▶ Short task
Repeat, exactly and completely, the entries shown underneath.

(Stored data)
####

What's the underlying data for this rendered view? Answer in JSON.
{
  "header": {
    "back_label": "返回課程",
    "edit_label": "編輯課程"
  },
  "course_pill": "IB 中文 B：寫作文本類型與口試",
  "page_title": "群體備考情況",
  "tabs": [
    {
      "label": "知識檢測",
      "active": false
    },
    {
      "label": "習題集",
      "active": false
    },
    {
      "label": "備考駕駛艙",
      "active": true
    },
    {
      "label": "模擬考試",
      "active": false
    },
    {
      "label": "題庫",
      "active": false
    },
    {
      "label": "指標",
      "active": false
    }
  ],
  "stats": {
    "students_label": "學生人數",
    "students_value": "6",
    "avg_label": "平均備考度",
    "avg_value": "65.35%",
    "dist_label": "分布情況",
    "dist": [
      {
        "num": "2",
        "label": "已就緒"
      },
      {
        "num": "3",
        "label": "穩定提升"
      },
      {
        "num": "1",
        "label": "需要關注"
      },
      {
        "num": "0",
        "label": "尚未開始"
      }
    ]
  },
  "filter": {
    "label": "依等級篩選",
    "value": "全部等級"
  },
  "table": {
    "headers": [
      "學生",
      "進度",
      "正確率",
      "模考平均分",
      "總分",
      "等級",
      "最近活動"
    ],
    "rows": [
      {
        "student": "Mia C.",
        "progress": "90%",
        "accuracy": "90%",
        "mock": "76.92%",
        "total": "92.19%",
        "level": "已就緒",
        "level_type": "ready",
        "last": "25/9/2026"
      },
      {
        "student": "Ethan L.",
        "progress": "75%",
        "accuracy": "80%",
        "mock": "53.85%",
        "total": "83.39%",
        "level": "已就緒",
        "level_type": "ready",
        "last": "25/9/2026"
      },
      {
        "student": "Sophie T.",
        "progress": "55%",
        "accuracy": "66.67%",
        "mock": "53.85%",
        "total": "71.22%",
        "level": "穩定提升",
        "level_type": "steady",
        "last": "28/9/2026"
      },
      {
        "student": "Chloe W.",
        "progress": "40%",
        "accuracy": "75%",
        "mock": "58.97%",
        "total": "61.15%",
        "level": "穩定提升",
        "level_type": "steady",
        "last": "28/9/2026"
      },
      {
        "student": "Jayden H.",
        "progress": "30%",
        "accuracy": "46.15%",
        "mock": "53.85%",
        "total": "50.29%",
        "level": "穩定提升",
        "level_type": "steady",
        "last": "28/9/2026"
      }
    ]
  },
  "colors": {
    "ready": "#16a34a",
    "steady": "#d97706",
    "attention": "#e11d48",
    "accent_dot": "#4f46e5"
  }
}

####

▶ Response below
What's the underlying data for this rendered view? Answer in JSON.
{
  "header": {
    "back_label": "返回課程",
    "edit_label": "編輯課程"
  },
  "course_pill": "IB 中文 B：寫作文本類型與口試",
  "page_title": "群體備考情況",
  "tabs": [
    {
      "label": "知識檢測",
      "active": false
    },
    {
      "label": "習題集",
      "active": false
    },
    {
      "label": "備考駕駛艙",
      "active": true
    },
    {
      "label": "模擬考試",
      "active": false
    },
    {
      "label": "題庫",
      "active": false
    },
    {
      "label": "指標",
      "active": false
    }
  ],
  "stats": {
    "students_label": "學生人數",
    "students_value": "6",
    "avg_label": "平均備考度",
    "avg_value": "65.35%",
    "dist_label": "分布情況",
    "dist": [
      {
        "num": "2",
        "label": "已就緒"
      },
      {
        "num": "3",
        "label": "穩定提升"
      },
      {
        "num": "1",
        "label": "需要關注"
      },
      {
        "num": "0",
        "label": "尚未開始"
      }
    ]
  },
  "filter": {
    "label": "依等級篩選",
    "value": "全部等級"
  },
  "table": {
    "headers": [
      "學生",
      "進度",
      "正確率",
      "模考平均分",
      "總分",
      "等級",
      "最近活動"
    ],
    "rows": [
      {
        "student": "Mia C.",
        "progress": "90%",
        "accuracy": "90%",
        "mock": "76.92%",
        "total": "92.19%",
        "level": "已就緒",
        "level_type": "ready",
        "last": "25/9/2026"
      },
      {
        "student": "Ethan L.",
        "progress": "75%",
        "accuracy": "80%",
        "mock": "53.85%",
        "total": "83.39%",
        "level": "已就緒",
        "level_type": "ready",
        "last": "25/9/2026"
      },
      {
        "student": "Sophie T.",
        "progress": "55%",
        "accuracy": "66.67%",
        "mock": "53.85%",
        "total": "71.22%",
        "level": "穩定提升",
        "level_type": "steady",
        "last": "28/9/2026"
      },
      {
        "student": "Chloe W.",
        "progress": "40%",
        "accuracy": "75%",
        "mock": "58.97%",
        "total": "61.15%",
        "level": "穩定提升",
        "level_type": "steady",
        "last": "28/9/2026"
      },
      {
        "student": "Jayden H.",
        "progress": "30%",
        "accuracy": "46.15%",
        "mock": "53.85%",
        "total": "50.29%",
        "level": "穩定提升",
        "level_type": "steady",
        "last": "28/9/2026"
      }
    ]
  },
  "colors": {
    "ready": "#16a34a",
    "steady": "#d97706",
    "attention": "#e11d48",
    "accent_dot": "#4f46e5"
  }
}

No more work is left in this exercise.